**Written instruction:** Copy nothing but the text: reproduce each line of the listing exactly and leave the pictures out.

Saved entries
######
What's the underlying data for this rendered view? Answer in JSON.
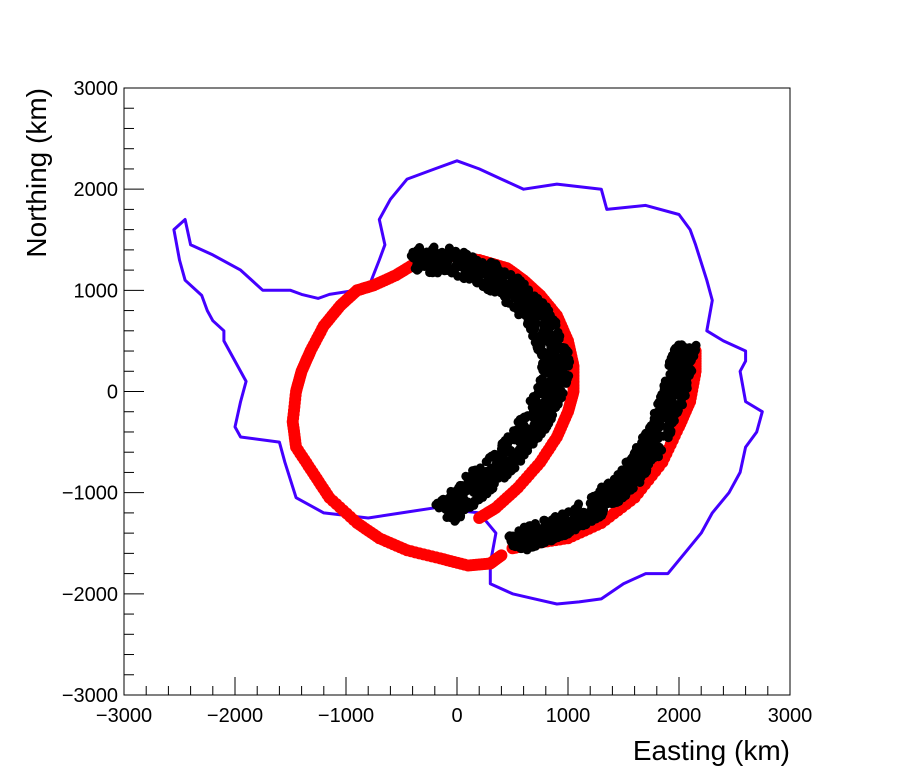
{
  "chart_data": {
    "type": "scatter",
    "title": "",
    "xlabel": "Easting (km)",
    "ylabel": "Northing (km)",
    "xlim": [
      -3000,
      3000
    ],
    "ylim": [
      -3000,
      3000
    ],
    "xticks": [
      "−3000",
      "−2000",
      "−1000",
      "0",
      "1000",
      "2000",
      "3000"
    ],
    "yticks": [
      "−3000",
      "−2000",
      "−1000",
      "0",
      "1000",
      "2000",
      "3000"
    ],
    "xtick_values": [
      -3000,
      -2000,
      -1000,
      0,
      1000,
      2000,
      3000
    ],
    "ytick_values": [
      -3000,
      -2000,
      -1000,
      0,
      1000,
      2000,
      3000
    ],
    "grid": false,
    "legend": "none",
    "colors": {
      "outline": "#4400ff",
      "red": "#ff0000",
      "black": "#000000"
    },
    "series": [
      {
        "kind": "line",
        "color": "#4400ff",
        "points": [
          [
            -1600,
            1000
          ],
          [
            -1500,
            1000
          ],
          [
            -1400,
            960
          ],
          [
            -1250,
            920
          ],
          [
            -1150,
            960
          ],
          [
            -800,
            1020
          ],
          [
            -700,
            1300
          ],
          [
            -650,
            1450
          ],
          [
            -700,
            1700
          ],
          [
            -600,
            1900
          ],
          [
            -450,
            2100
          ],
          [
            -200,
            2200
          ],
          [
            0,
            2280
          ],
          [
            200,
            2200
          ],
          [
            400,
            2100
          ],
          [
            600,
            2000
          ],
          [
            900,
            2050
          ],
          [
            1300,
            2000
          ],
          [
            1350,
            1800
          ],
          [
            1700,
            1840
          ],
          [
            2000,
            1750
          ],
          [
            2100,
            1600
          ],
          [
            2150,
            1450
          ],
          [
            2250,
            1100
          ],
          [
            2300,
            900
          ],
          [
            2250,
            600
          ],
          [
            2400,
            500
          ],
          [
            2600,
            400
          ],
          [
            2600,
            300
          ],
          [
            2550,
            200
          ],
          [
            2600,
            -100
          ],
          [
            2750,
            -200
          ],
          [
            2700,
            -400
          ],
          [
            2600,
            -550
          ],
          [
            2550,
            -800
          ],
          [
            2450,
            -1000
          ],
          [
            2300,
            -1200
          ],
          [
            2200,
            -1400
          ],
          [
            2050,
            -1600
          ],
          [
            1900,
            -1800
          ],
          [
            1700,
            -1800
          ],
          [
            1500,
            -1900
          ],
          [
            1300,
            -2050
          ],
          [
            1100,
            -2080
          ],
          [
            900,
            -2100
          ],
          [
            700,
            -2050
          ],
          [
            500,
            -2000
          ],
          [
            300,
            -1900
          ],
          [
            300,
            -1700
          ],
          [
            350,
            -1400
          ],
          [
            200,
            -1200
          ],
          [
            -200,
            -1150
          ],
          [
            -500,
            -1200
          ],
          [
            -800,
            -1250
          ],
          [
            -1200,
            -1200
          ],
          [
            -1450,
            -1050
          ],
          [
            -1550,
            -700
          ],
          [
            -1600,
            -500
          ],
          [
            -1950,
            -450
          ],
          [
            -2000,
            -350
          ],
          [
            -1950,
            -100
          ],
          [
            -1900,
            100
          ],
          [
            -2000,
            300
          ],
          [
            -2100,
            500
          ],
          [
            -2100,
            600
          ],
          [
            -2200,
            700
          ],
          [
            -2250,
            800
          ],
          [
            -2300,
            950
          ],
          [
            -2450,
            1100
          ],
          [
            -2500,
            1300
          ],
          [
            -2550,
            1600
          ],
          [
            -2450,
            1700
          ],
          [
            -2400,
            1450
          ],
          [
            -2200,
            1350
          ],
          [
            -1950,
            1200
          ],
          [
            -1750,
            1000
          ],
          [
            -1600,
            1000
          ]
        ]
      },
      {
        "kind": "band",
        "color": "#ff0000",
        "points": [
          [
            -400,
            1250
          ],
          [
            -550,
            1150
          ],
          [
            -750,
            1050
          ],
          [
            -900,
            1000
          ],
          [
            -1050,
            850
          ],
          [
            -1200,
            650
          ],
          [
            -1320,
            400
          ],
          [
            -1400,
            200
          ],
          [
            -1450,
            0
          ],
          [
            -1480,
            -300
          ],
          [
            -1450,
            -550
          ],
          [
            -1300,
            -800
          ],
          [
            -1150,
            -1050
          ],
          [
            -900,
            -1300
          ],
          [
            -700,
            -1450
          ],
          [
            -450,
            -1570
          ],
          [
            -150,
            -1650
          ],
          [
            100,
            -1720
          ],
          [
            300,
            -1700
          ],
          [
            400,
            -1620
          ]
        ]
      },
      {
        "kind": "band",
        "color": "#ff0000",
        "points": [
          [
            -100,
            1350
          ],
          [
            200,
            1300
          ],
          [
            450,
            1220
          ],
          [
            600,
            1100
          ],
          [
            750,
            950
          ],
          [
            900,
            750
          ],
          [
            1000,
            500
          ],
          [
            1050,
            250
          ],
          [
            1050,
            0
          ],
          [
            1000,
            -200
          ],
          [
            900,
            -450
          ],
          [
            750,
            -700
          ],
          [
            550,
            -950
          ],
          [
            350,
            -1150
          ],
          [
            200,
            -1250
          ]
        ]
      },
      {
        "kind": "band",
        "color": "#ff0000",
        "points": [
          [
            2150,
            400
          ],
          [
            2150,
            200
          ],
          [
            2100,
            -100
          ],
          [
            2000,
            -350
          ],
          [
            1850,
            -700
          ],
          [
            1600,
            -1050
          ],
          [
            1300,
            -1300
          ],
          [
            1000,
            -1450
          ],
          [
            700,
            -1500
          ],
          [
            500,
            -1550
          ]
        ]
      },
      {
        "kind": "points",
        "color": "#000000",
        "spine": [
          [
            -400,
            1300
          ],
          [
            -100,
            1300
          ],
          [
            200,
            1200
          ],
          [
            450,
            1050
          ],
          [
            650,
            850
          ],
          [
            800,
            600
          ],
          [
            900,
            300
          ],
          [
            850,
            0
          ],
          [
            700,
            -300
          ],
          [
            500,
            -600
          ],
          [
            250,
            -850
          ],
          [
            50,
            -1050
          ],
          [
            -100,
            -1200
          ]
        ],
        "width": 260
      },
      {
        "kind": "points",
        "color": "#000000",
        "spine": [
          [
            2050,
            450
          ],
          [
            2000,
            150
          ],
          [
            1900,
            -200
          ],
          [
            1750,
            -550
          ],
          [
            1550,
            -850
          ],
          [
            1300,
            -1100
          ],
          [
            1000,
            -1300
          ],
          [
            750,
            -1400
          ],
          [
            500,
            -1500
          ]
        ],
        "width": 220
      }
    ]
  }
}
######
**Output of the exercise:**
What's the underlying data for this rendered view? Answer in JSON.
{
  "chart_data": {
    "type": "scatter",
    "title": "",
    "xlabel": "Easting (km)",
    "ylabel": "Northing (km)",
    "xlim": [
      -3000,
      3000
    ],
    "ylim": [
      -3000,
      3000
    ],
    "xticks": [
      "−3000",
      "−2000",
      "−1000",
      "0",
      "1000",
      "2000",
      "3000"
    ],
    "yticks": [
      "−3000",
      "−2000",
      "−1000",
      "0",
      "1000",
      "2000",
      "3000"
    ],
    "xtick_values": [
      -3000,
      -2000,
      -1000,
      0,
      1000,
      2000,
      3000
    ],
    "ytick_values": [
      -3000,
      -2000,
      -1000,
      0,
      1000,
      2000,
      3000
    ],
    "grid": false,
    "legend": "none",
    "colors": {
      "outline": "#4400ff",
      "red": "#ff0000",
      "black": "#000000"
    },
    "series": [
      {
        "kind": "line",
        "color": "#4400ff",
        "points": [
          [
            -1600,
            1000
          ],
          [
            -1500,
            1000
          ],
          [
            -1400,
            960
          ],
          [
            -1250,
            920
          ],
          [
            -1150,
            960
          ],
          [
            -800,
            1020
          ],
          [
            -700,
            1300
          ],
          [
            -650,
            1450
          ],
          [
            -700,
            1700
          ],
          [
            -600,
            1900
          ],
          [
            -450,
            2100
          ],
          [
            -200,
            2200
          ],
          [
            0,
            2280
          ],
          [
            200,
            2200
          ],
          [
            400,
            2100
          ],
          [
            600,
            2000
          ],
          [
            900,
            2050
          ],
          [
            1300,
            2000
          ],
          [
            1350,
            1800
          ],
          [
            1700,
            1840
          ],
          [
            2000,
            1750
          ],
          [
            2100,
            1600
          ],
          [
            2150,
            1450
          ],
          [
            2250,
            1100
          ],
          [
            2300,
            900
          ],
          [
            2250,
            600
          ],
          [
            2400,
            500
          ],
          [
            2600,
            400
          ],
          [
            2600,
            300
          ],
          [
            2550,
            200
          ],
          [
            2600,
            -100
          ],
          [
            2750,
            -200
          ],
          [
            2700,
            -400
          ],
          [
            2600,
            -550
          ],
          [
            2550,
            -800
          ],
          [
            2450,
            -1000
          ],
          [
            2300,
            -1200
          ],
          [
            2200,
            -1400
          ],
          [
            2050,
            -1600
          ],
          [
            1900,
            -1800
          ],
          [
            1700,
            -1800
          ],
          [
            1500,
            -1900
          ],
          [
            1300,
            -2050
          ],
          [
            1100,
            -2080
          ],
          [
            900,
            -2100
          ],
          [
            700,
            -2050
          ],
          [
            500,
            -2000
          ],
          [
            300,
            -1900
          ],
          [
            300,
            -1700
          ],
          [
            350,
            -1400
          ],
          [
            200,
            -1200
          ],
          [
            -200,
            -1150
          ],
          [
            -500,
            -1200
          ],
          [
            -800,
            -1250
          ],
          [
            -1200,
            -1200
          ],
          [
            -1450,
            -1050
          ],
          [
            -1550,
            -700
          ],
          [
            -1600,
            -500
          ],
          [
            -1950,
            -450
          ],
          [
            -2000,
            -350
          ],
          [
            -1950,
            -100
          ],
          [
            -1900,
            100
          ],
          [
            -2000,
            300
          ],
          [
            -2100,
            500
          ],
          [
            -2100,
            600
          ],
          [
            -2200,
            700
          ],
          [
            -2250,
            800
          ],
          [
            -2300,
            950
          ],
          [
            -2450,
            1100
          ],
          [
            -2500,
            1300
          ],
          [
            -2550,
            1600
          ],
          [
            -2450,
            1700
          ],
          [
            -2400,
            1450
          ],
          [
            -2200,
            1350
          ],
          [
            -1950,
            1200
          ],
          [
            -1750,
            1000
          ],
          [
            -1600,
            1000
          ]
        ]
      },
      {
        "kind": "band",
        "color": "#ff0000",
        "points": [
          [
            -400,
            1250
          ],
          [
            -550,
            1150
          ],
          [
            -750,
            1050
          ],
          [
            -900,
            1000
          ],
          [
            -1050,
            850
          ],
          [
            -1200,
            650
          ],
          [
            -1320,
            400
          ],
          [
            -1400,
            200
          ],
          [
            -1450,
            0
          ],
          [
            -1480,
            -300
          ],
          [
            -1450,
            -550
          ],
          [
            -1300,
            -800
          ],
          [
            -1150,
            -1050
          ],
          [
            -900,
            -1300
          ],
          [
            -700,
            -1450
          ],
          [
            -450,
            -1570
          ],
          [
            -150,
            -1650
          ],
          [
            100,
            -1720
          ],
          [
            300,
            -1700
          ],
          [
            400,
            -1620
          ]
        ]
      },
      {
        "kind": "band",
        "color": "#ff0000",
        "points": [
          [
            -100,
            1350
          ],
          [
            200,
            1300
          ],
          [
            450,
            1220
          ],
          [
            600,
            1100
          ],
          [
            750,
            950
          ],
          [
            900,
            750
          ],
          [
            1000,
            500
          ],
          [
            1050,
            250
          ],
          [
            1050,
            0
          ],
          [
            1000,
            -200
          ],
          [
            900,
            -450
          ],
          [
            750,
            -700
          ],
          [
            550,
            -950
          ],
          [
            350,
            -1150
          ],
          [
            200,
            -1250
          ]
        ]
      },
      {
        "kind": "band",
        "color": "#ff0000",
        "points": [
          [
            2150,
            400
          ],
          [
            2150,
            200
          ],
          [
            2100,
            -100
          ],
          [
            2000,
            -350
          ],
          [
            1850,
            -700
          ],
          [
            1600,
            -1050
          ],
          [
            1300,
            -1300
          ],
          [
            1000,
            -1450
          ],
          [
            700,
            -1500
          ],
          [
            500,
            -1550
          ]
        ]
      },
      {
        "kind": "points",
        "color": "#000000",
        "spine": [
          [
            -400,
            1300
          ],
          [
            -100,
            1300
          ],
          [
            200,
            1200
          ],
          [
            450,
            1050
          ],
          [
            650,
            850
          ],
          [
            800,
            600
          ],
          [
            900,
            300
          ],
          [
            850,
            0
          ],
          [
            700,
            -300
          ],
          [
            500,
            -600
          ],
          [
            250,
            -850
          ],
          [
            50,
            -1050
          ],
          [
            -100,
            -1200
          ]
        ],
        "width": 260
      },
      {
        "kind": "points",
        "color": "#000000",
        "spine": [
          [
            2050,
            450
          ],
          [
            2000,
            150
          ],
          [
            1900,
            -200
          ],
          [
            1750,
            -550
          ],
          [
            1550,
            -850
          ],
          [
            1300,
            -1100
          ],
          [
            1000,
            -1300
          ],
          [
            750,
            -1400
          ],
          [
            500,
            -1500
          ]
        ],
        "width": 220
      }
    ]
  }
}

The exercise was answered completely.